Wherever the word "ffffff" shows up in a line, please copy that line.

-- begin DATA LINES --

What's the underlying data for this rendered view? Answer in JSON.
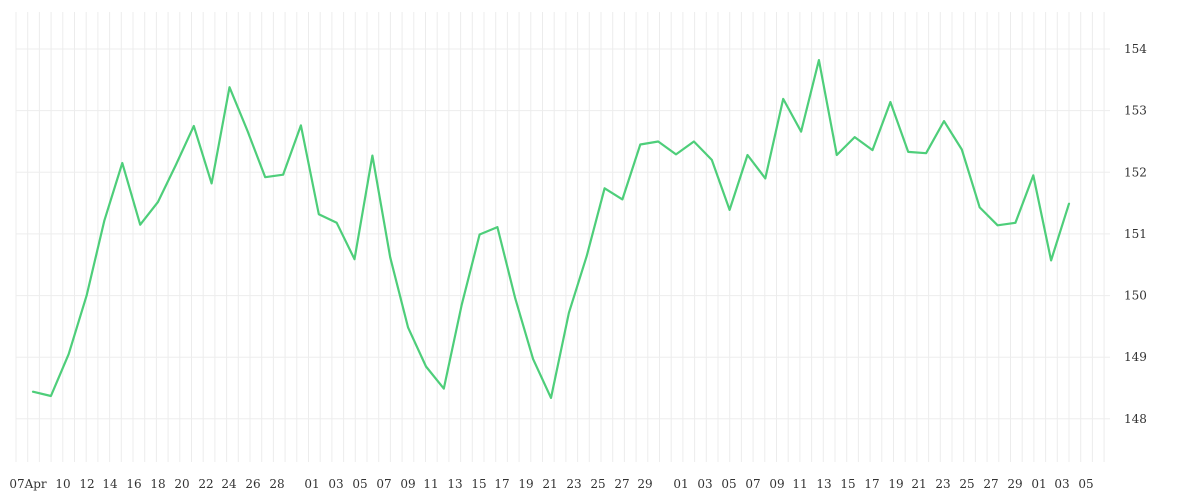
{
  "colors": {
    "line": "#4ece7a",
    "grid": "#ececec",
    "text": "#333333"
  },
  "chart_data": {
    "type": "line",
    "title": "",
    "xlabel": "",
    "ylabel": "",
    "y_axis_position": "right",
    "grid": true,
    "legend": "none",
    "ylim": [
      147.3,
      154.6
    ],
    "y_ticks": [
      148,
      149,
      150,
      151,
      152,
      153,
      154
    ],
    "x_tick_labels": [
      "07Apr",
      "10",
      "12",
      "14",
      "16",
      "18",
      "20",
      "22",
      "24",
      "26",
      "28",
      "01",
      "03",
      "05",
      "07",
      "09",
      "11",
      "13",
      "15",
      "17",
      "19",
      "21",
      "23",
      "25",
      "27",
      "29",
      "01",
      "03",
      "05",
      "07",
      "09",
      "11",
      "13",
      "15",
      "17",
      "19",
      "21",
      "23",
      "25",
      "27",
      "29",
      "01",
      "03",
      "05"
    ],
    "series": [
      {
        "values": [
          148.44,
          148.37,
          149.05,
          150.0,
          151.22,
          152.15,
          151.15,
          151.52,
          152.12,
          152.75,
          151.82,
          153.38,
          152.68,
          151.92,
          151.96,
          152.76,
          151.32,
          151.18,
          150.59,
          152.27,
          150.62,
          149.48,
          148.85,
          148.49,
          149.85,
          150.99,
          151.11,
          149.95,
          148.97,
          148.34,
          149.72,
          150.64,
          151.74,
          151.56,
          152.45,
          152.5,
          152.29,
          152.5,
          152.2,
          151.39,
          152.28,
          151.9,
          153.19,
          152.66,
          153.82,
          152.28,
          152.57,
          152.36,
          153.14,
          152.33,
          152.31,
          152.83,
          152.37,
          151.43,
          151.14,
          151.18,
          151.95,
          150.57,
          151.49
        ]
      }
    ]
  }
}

-- end DATA LINES --
-- begin DATA LINES --

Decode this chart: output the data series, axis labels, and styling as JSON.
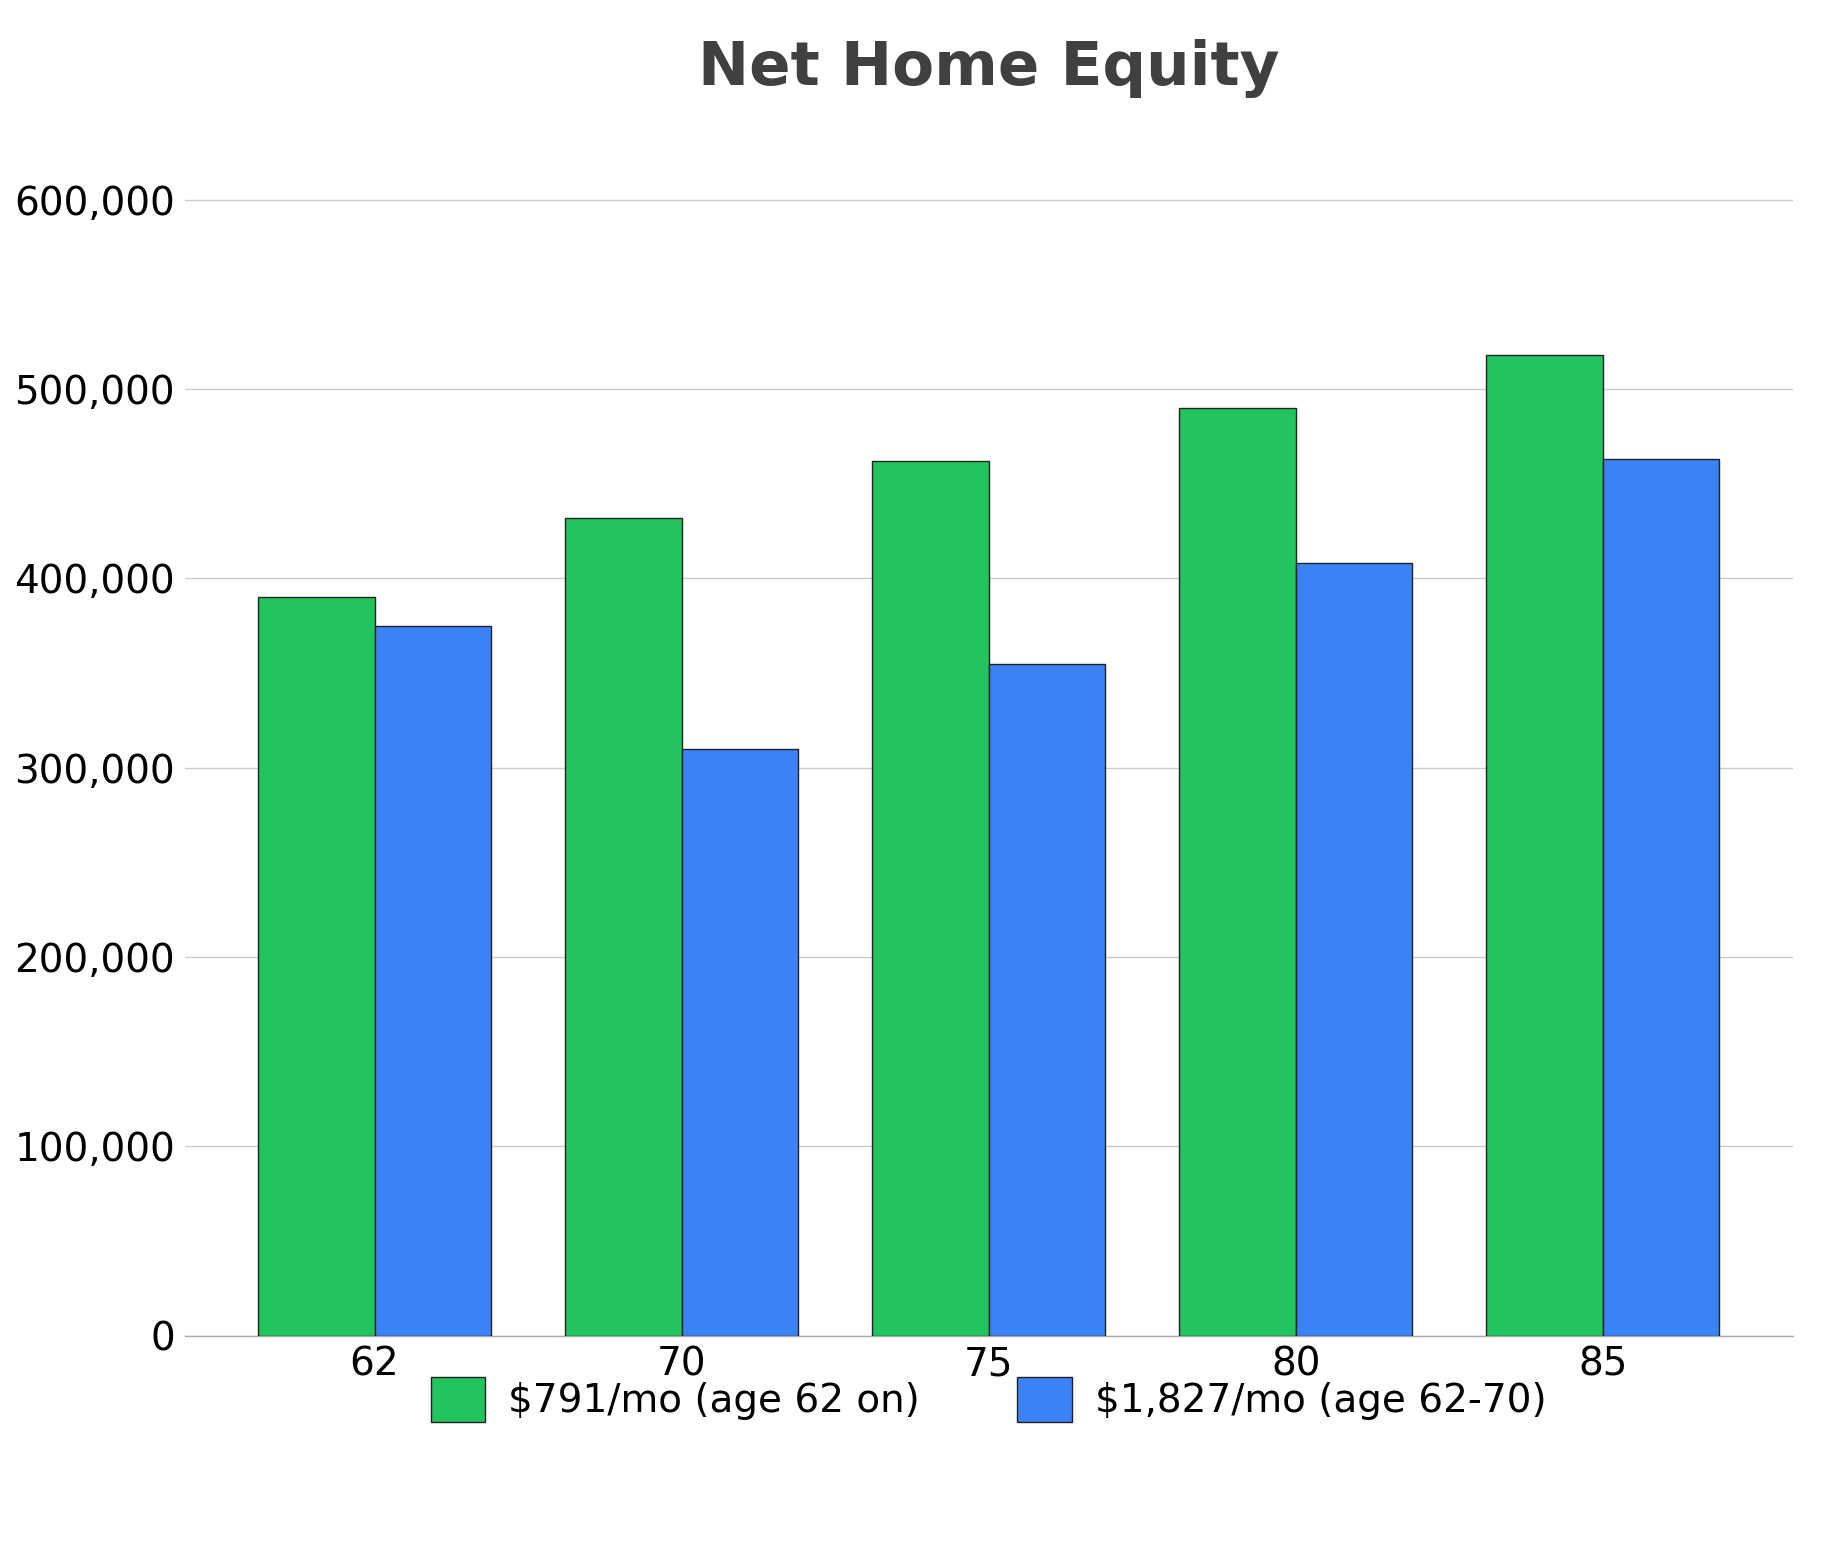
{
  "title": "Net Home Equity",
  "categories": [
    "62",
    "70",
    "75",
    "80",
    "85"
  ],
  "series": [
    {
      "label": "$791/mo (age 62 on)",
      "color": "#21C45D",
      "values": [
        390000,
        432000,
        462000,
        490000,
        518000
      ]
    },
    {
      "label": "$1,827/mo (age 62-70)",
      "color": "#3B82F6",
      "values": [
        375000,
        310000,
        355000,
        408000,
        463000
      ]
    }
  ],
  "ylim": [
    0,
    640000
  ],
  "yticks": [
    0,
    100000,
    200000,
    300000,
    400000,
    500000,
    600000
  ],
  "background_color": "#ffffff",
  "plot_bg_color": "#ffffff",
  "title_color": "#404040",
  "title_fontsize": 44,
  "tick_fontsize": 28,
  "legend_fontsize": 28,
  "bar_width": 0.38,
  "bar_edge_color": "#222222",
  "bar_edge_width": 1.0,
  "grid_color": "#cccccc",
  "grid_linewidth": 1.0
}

-- end DATA LINES --

§ **IN RESPONSE**:
  "background_color": "#ffffff",
  "plot_bg_color": "#ffffff",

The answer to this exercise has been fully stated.